Figure dataset records
:::::

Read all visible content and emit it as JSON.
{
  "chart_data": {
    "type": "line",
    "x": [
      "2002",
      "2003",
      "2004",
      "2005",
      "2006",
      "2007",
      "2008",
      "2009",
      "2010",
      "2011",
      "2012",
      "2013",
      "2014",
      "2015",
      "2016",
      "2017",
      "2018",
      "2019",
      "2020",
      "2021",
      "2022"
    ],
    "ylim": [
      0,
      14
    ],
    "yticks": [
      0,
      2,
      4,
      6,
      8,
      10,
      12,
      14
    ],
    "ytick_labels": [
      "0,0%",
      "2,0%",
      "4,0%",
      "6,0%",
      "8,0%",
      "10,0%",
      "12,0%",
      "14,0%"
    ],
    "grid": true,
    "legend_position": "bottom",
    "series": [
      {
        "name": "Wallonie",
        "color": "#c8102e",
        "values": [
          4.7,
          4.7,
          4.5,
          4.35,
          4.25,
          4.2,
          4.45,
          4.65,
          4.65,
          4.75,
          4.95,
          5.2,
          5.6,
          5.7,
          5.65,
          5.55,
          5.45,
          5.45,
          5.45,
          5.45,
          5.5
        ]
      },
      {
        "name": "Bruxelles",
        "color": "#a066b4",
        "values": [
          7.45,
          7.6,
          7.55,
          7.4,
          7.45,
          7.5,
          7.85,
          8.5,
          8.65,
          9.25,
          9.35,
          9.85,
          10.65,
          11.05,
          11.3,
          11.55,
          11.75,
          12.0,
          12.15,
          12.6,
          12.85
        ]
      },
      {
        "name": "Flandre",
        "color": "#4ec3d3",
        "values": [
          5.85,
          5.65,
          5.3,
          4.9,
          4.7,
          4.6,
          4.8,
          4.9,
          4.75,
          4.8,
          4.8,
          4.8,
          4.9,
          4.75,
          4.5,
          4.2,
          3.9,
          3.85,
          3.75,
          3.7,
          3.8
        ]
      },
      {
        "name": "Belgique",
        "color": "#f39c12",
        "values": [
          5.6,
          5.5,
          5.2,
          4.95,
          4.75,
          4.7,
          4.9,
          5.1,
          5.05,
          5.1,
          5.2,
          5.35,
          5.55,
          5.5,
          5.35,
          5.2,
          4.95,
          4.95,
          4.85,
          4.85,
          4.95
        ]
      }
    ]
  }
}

:::::

What this task involves
Pull out each line holding the string "name".

Answer in full
        "name": "Wallonie",
        "name": "Bruxelles",
        "name": "Flandre",
        "name": "Belgique",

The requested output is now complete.